[GIVEN EXERCISE]: Rewrite the rows starting at "washer-knob-icon xyxy=(370,220,379,229)" and ending at "faucet-icon: ✛ xyxy=(664,459,672,470)", renaming "wall" to "partition" wherever it appears and leaving everything else unchanged.

[INPUT RECORDS]:

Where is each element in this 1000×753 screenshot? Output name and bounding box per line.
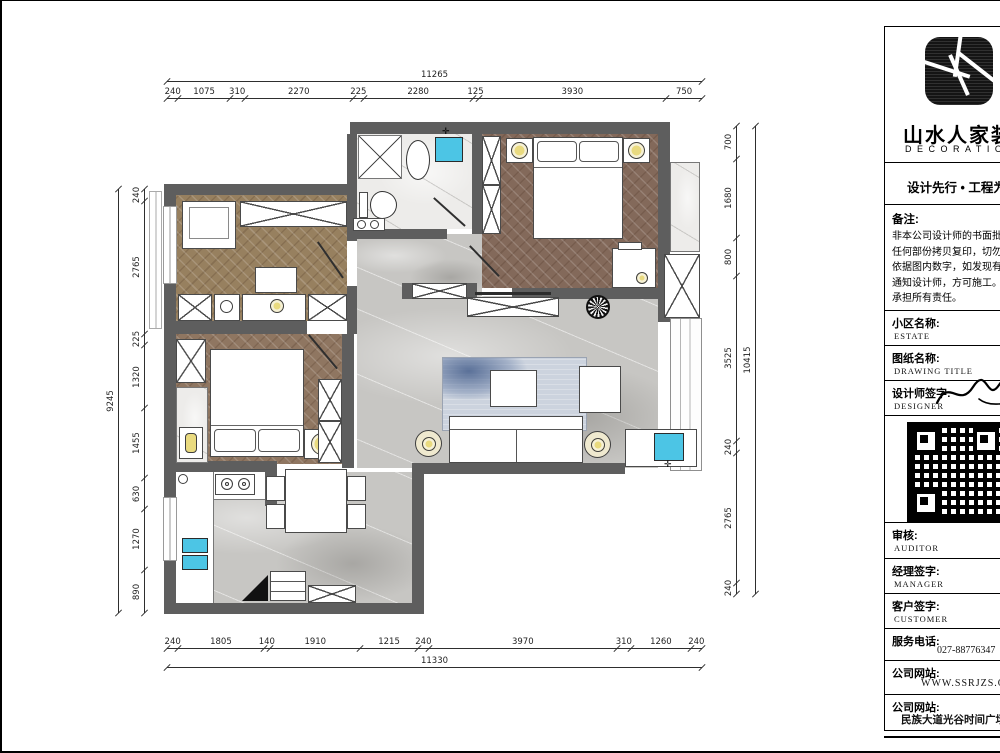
washer-knob-icon xyxy=(370,220,379,229)
drawing-sheet: ✛ ✛ xyxy=(0,0,1000,753)
logo-section: 山水人家装饰 DECORATION xyxy=(885,27,1000,162)
wardrobe xyxy=(318,379,342,421)
faucet-icon: ✛ xyxy=(442,126,450,137)
laundry-sink xyxy=(654,433,684,461)
pillow xyxy=(258,429,300,452)
qr-section xyxy=(885,415,1000,522)
kitchen-sink xyxy=(182,555,208,570)
wall xyxy=(164,603,424,614)
chair xyxy=(347,476,366,501)
field-address: 公司网站: 民族大道光谷时间广场16楼 xyxy=(885,694,1000,730)
field-website: 公司网站: WWW.SSRJZS.COM xyxy=(885,660,1000,694)
brand-subtitle: DECORATION xyxy=(905,144,1000,154)
master-wardrobe xyxy=(482,185,501,234)
cabinet xyxy=(308,585,356,603)
drawers xyxy=(270,571,306,601)
company-logo-icon xyxy=(925,37,993,105)
field-estate: 小区名称: ESTATE xyxy=(885,310,1000,345)
wall xyxy=(347,321,357,334)
notes-label: 备注: xyxy=(892,211,919,227)
cabinet xyxy=(308,294,347,321)
armchair xyxy=(579,366,621,413)
field-manager: 经理签字: MANAGER xyxy=(885,558,1000,593)
sofa-split-line xyxy=(516,430,517,462)
website-url: WWW.SSRJZS.COM xyxy=(921,678,1000,689)
door-swing-dark xyxy=(242,575,268,601)
field-phone: 服务电话: 027-88776347 xyxy=(885,628,1000,660)
faucet-icon: ✛ xyxy=(664,459,672,470)
chair xyxy=(266,504,285,529)
blanket-line xyxy=(211,425,303,426)
master-wardrobe xyxy=(482,136,501,185)
qr-code xyxy=(907,422,1000,522)
title-block: 山水人家装饰 DECORATION 设计先行 • 工程为本 备注: 非本公司设计… xyxy=(884,26,1000,731)
window xyxy=(163,206,177,284)
daybed-cushion xyxy=(189,207,229,239)
window xyxy=(163,497,177,561)
hall-cabinet xyxy=(412,283,467,299)
shelf xyxy=(618,242,642,250)
chair xyxy=(347,504,366,529)
toilet-tank xyxy=(359,192,368,218)
pillow xyxy=(537,141,577,162)
washbasin xyxy=(435,137,463,162)
hook-icon xyxy=(178,474,188,484)
desk xyxy=(612,248,656,288)
bay-window-master xyxy=(670,162,700,252)
wall xyxy=(164,321,307,334)
shower xyxy=(358,135,402,179)
notes-section: 备注: 非本公司设计师的书面批准，不得将 任何部份拷贝复印，切勿比例量度， 依据… xyxy=(885,204,1000,310)
chair xyxy=(266,476,285,501)
lamp xyxy=(628,142,645,159)
pillow xyxy=(579,141,619,162)
company-address: 民族大道光谷时间广场16楼 xyxy=(901,712,1000,727)
coffee-table xyxy=(490,370,537,407)
cabinet xyxy=(176,339,206,383)
lamp xyxy=(636,272,648,284)
wall xyxy=(472,134,482,234)
field-customer: 客户签字: CUSTOMER xyxy=(885,593,1000,628)
notes-text: 非本公司设计师的书面批准，不得将 任何部份拷贝复印，切勿比例量度， 依据图内数字… xyxy=(892,229,1000,307)
pillow xyxy=(214,429,256,452)
lamp xyxy=(511,142,528,159)
wall xyxy=(412,463,625,474)
cabinet xyxy=(178,294,212,321)
exterior-window-lines xyxy=(149,191,162,329)
floor-plan: ✛ ✛ xyxy=(2,1,882,751)
phone-number: 027-88776347 xyxy=(937,645,995,656)
wall xyxy=(342,334,354,468)
wardrobe xyxy=(240,201,347,227)
kitchen-sink xyxy=(182,538,208,553)
blanket-line xyxy=(534,167,622,168)
side-table xyxy=(255,267,297,293)
closet-right xyxy=(664,254,700,318)
tv xyxy=(475,292,551,295)
wall xyxy=(412,468,424,614)
lamp xyxy=(270,299,284,313)
wardrobe xyxy=(318,421,342,463)
wall xyxy=(174,184,357,195)
wall xyxy=(350,122,670,134)
title-block-underline xyxy=(884,736,1000,738)
pedestal-sink xyxy=(406,140,430,180)
field-designer: 设计师签字: DESIGNER xyxy=(885,380,1000,415)
burner-icon xyxy=(221,478,233,490)
appliance-door-icon xyxy=(220,300,233,313)
designer-signature xyxy=(929,369,1000,415)
lamp xyxy=(185,433,197,453)
wall xyxy=(402,283,412,299)
lamp xyxy=(422,437,436,451)
lamp xyxy=(591,438,605,452)
burner-icon xyxy=(238,478,250,490)
slogan-text: 设计先行 • 工程为本 xyxy=(907,177,1000,196)
wall xyxy=(347,134,357,184)
washer-knob-icon xyxy=(357,220,366,229)
field-auditor: 审核: AUDITOR xyxy=(885,522,1000,558)
slogan-section: 设计先行 • 工程为本 xyxy=(885,162,1000,204)
dining-table xyxy=(285,469,347,533)
plant xyxy=(586,295,610,319)
tv-cabinet xyxy=(467,297,559,317)
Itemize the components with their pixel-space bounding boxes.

[ANSWER]:
washer-knob-icon xyxy=(370,220,379,229)
drawing-sheet: ✛ ✛ xyxy=(0,0,1000,753)
logo-section: 山水人家装饰 DECORATION xyxy=(885,27,1000,162)
wardrobe xyxy=(318,379,342,421)
faucet-icon: ✛ xyxy=(442,126,450,137)
laundry-sink xyxy=(654,433,684,461)
pillow xyxy=(258,429,300,452)
qr-section xyxy=(885,415,1000,522)
kitchen-sink xyxy=(182,555,208,570)
partition xyxy=(164,603,424,614)
chair xyxy=(347,476,366,501)
field-address: 公司网站: 民族大道光谷时间广场16楼 xyxy=(885,694,1000,730)
field-website: 公司网站: WWW.SSRJZS.COM xyxy=(885,660,1000,694)
brand-subtitle: DECORATION xyxy=(905,144,1000,154)
master-wardrobe xyxy=(482,185,501,234)
cabinet xyxy=(308,585,356,603)
drawers xyxy=(270,571,306,601)
company-logo-icon xyxy=(925,37,993,105)
field-estate: 小区名称: ESTATE xyxy=(885,310,1000,345)
partition xyxy=(347,321,357,334)
notes-label: 备注: xyxy=(892,211,919,227)
cabinet xyxy=(308,294,347,321)
armchair xyxy=(579,366,621,413)
field-manager: 经理签字: MANAGER xyxy=(885,558,1000,593)
sofa-split-line xyxy=(516,430,517,462)
website-url: WWW.SSRJZS.COM xyxy=(921,678,1000,689)
door-swing-dark xyxy=(242,575,268,601)
field-phone: 服务电话: 027-88776347 xyxy=(885,628,1000,660)
faucet-icon: ✛ xyxy=(664,459,672,470)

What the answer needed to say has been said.